
    How does it benefit Apple to provide new features to older computers? (answer: it doesn't really...) Yeah, it'd be nice but let's face it. All the people complaining about not getting 64-bit support are probably not going to stop buying Apple products because of it.

    I guess I'm lucky the 5,1 MBP is compatible with 64-bit.

    One thing I did notice about the list is that it would seem like no 13" MacBook (Pro) is listed. It could just be because Apple still wants to keep the 13" separate from the higher-end MacBook Pros, even though they now gave anything in a unibody aluminum enclosure the "Pro" moniker.

    Honestly, though. How is not having 64-bit going to affect you? Do you have (or need) more than 4GB of RAM? OS X's 32-bit kernel (unlike Windows) can reference all 4GB. If you're doing something that needs more RAM, then perhaps a higher end device (like one with a dedicated graphics card) would have been a better choice.
  10. mmoran27 thread starter macrumors 6502

    Oct 23, 2006
    I can think of many ways 32 bit kernel will effect me.

    1) If you have 8GB of RAM. 32-bit apps can't use more than 4.
    2) 64-bit is more secure for:
    •A more secure function argument-passing mechanism and the use of hardware-based execute disable for heap memory.
    •Memory on the system heap is marked using strengthened checksums, helping to prevent attacks that rely on corrupting memory.
    3) All new drivers will be 64-bit.
    4) The next release will be 64-bit kernel only and you will feel just like all the PPC owners do now.

┄┄┄┄┄┄

What you need to do - In the forum discussion, what does the thread starter say the next release will be?

┄┄┄┄┄┄

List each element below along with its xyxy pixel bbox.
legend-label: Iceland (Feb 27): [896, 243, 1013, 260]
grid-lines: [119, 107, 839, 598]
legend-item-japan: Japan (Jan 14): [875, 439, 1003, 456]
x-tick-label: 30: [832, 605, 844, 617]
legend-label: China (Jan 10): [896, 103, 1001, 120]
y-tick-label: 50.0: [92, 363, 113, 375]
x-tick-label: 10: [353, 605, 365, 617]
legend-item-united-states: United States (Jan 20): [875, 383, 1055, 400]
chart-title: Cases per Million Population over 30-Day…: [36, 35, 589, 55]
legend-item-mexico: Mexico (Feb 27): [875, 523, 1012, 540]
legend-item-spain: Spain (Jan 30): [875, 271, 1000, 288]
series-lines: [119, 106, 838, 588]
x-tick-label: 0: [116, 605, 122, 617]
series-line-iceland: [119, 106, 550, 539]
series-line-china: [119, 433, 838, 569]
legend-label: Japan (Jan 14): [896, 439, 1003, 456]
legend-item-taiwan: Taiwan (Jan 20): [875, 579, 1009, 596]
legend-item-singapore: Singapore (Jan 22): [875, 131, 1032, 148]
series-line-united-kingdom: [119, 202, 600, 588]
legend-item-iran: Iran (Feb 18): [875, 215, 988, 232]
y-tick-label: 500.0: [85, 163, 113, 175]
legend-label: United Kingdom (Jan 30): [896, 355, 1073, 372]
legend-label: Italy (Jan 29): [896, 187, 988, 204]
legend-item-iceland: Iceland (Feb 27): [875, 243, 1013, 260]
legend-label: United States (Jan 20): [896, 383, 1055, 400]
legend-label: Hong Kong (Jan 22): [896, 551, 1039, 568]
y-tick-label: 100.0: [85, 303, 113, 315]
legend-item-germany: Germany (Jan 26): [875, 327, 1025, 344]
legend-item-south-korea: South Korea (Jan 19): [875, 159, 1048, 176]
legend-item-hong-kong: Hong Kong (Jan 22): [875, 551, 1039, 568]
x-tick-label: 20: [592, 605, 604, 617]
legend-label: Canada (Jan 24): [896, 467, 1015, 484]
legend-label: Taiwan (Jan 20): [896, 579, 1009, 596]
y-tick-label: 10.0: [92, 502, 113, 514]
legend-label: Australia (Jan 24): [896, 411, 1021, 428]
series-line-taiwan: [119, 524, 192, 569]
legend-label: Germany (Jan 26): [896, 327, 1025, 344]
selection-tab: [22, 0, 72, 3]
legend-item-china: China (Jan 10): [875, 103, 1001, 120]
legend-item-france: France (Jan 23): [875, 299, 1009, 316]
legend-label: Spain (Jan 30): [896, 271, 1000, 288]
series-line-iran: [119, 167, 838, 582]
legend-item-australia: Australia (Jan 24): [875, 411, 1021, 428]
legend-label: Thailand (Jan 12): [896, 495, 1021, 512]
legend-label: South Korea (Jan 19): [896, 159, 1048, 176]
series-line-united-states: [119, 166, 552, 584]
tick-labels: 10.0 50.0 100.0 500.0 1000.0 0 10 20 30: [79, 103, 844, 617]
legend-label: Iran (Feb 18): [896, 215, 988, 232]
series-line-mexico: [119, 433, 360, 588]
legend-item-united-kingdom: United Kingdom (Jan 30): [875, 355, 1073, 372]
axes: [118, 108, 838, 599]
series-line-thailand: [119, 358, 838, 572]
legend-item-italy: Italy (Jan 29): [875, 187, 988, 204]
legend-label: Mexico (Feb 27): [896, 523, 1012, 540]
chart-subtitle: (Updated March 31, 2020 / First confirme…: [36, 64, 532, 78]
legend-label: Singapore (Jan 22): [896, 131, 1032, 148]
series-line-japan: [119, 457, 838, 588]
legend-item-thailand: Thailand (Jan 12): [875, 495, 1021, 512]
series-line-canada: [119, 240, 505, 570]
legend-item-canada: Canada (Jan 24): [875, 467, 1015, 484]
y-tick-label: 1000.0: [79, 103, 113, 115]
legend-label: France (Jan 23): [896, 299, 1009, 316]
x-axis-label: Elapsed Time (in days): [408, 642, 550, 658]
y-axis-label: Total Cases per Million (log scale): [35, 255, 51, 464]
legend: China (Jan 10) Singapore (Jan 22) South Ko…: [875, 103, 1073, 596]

┄┄┄┄┄┄

Problem solution - The next release will be 64-bit kernel only.